§ Exercise objective:
What follows is a block of records; reproduce all of it verbatim.
start Information supplied
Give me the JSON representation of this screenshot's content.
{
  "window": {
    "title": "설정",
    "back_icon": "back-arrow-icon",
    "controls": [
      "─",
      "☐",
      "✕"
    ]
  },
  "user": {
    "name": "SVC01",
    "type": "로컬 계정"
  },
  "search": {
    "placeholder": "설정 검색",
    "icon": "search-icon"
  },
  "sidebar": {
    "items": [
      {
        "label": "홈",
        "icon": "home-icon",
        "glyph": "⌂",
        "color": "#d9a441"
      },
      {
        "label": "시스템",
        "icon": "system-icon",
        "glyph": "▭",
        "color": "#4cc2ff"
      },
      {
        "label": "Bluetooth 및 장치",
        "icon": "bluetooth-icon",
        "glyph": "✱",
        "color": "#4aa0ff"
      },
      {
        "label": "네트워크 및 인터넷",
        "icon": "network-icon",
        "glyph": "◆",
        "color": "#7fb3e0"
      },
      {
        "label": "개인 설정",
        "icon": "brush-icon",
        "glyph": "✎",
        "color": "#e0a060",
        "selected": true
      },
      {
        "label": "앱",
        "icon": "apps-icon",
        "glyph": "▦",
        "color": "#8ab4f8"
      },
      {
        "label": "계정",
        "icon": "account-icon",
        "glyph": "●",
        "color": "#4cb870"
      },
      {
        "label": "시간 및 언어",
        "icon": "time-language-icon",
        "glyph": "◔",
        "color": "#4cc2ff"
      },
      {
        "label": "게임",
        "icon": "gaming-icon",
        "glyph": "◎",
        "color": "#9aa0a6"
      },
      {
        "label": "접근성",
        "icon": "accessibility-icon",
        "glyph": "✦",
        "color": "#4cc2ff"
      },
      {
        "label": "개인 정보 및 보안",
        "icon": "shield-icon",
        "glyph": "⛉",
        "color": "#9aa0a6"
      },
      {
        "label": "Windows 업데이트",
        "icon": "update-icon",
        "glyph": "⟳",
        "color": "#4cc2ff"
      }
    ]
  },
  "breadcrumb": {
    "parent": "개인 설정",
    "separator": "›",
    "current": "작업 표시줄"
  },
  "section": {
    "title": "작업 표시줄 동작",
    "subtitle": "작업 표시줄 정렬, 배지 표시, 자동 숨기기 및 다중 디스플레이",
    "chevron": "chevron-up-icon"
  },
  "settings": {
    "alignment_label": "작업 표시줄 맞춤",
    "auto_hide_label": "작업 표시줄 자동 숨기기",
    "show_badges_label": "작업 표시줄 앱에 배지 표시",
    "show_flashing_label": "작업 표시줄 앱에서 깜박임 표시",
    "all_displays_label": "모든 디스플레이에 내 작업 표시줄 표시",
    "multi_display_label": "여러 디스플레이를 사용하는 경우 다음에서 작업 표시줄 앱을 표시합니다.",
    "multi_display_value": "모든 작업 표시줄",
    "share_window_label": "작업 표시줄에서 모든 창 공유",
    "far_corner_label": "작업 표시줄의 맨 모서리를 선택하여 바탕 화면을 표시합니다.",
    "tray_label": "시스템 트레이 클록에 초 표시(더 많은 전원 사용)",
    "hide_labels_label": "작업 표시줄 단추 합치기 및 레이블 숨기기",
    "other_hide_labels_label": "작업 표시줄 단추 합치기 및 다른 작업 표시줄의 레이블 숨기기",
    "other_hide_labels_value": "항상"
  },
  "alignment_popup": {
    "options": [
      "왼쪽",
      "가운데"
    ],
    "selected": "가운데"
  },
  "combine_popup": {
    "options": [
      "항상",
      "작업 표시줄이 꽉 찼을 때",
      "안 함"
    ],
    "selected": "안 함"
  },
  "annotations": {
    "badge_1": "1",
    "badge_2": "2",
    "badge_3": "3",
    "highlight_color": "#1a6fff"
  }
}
end Information supplied
§ Response to this exercise:
Give me the JSON representation of this screenshot's content.
{
  "window": {
    "title": "설정",
    "back_icon": "back-arrow-icon",
    "controls": [
      "─",
      "☐",
      "✕"
    ]
  },
  "user": {
    "name": "SVC01",
    "type": "로컬 계정"
  },
  "search": {
    "placeholder": "설정 검색",
    "icon": "search-icon"
  },
  "sidebar": {
    "items": [
      {
        "label": "홈",
        "icon": "home-icon",
        "glyph": "⌂",
        "color": "#d9a441"
      },
      {
        "label": "시스템",
        "icon": "system-icon",
        "glyph": "▭",
        "color": "#4cc2ff"
      },
      {
        "label": "Bluetooth 및 장치",
        "icon": "bluetooth-icon",
        "glyph": "✱",
        "color": "#4aa0ff"
      },
      {
        "label": "네트워크 및 인터넷",
        "icon": "network-icon",
        "glyph": "◆",
        "color": "#7fb3e0"
      },
      {
        "label": "개인 설정",
        "icon": "brush-icon",
        "glyph": "✎",
        "color": "#e0a060",
        "selected": true
      },
      {
        "label": "앱",
        "icon": "apps-icon",
        "glyph": "▦",
        "color": "#8ab4f8"
      },
      {
        "label": "계정",
        "icon": "account-icon",
        "glyph": "●",
        "color": "#4cb870"
      },
      {
        "label": "시간 및 언어",
        "icon": "time-language-icon",
        "glyph": "◔",
        "color": "#4cc2ff"
      },
      {
        "label": "게임",
        "icon": "gaming-icon",
        "glyph": "◎",
        "color": "#9aa0a6"
      },
      {
        "label": "접근성",
        "icon": "accessibility-icon",
        "glyph": "✦",
        "color": "#4cc2ff"
      },
      {
        "label": "개인 정보 및 보안",
        "icon": "shield-icon",
        "glyph": "⛉",
        "color": "#9aa0a6"
      },
      {
        "label": "Windows 업데이트",
        "icon": "update-icon",
        "glyph": "⟳",
        "color": "#4cc2ff"
      }
    ]
  },
  "breadcrumb": {
    "parent": "개인 설정",
    "separator": "›",
    "current": "작업 표시줄"
  },
  "section": {
    "title": "작업 표시줄 동작",
    "subtitle": "작업 표시줄 정렬, 배지 표시, 자동 숨기기 및 다중 디스플레이",
    "chevron": "chevron-up-icon"
  },
  "settings": {
    "alignment_label": "작업 표시줄 맞춤",
    "auto_hide_label": "작업 표시줄 자동 숨기기",
    "show_badges_label": "작업 표시줄 앱에 배지 표시",
    "show_flashing_label": "작업 표시줄 앱에서 깜박임 표시",
    "all_displays_label": "모든 디스플레이에 내 작업 표시줄 표시",
    "multi_display_label": "여러 디스플레이를 사용하는 경우 다음에서 작업 표시줄 앱을 표시합니다.",
    "multi_display_value": "모든 작업 표시줄",
    "share_window_label": "작업 표시줄에서 모든 창 공유",
    "far_corner_label": "작업 표시줄의 맨 모서리를 선택하여 바탕 화면을 표시합니다.",
    "tray_label": "시스템 트레이 클록에 초 표시(더 많은 전원 사용)",
    "hide_labels_label": "작업 표시줄 단추 합치기 및 레이블 숨기기",
    "other_hide_labels_label": "작업 표시줄 단추 합치기 및 다른 작업 표시줄의 레이블 숨기기",
    "other_hide_labels_value": "항상"
  },
  "alignment_popup": {
    "options": [
      "왼쪽",
      "가운데"
    ],
    "selected": "가운데"
  },
  "combine_popup": {
    "options": [
      "항상",
      "작업 표시줄이 꽉 찼을 때",
      "안 함"
    ],
    "selected": "안 함"
  },
  "annotations": {
    "badge_1": "1",
    "badge_2": "2",
    "badge_3": "3",
    "highlight_color": "#1a6fff"
  }
}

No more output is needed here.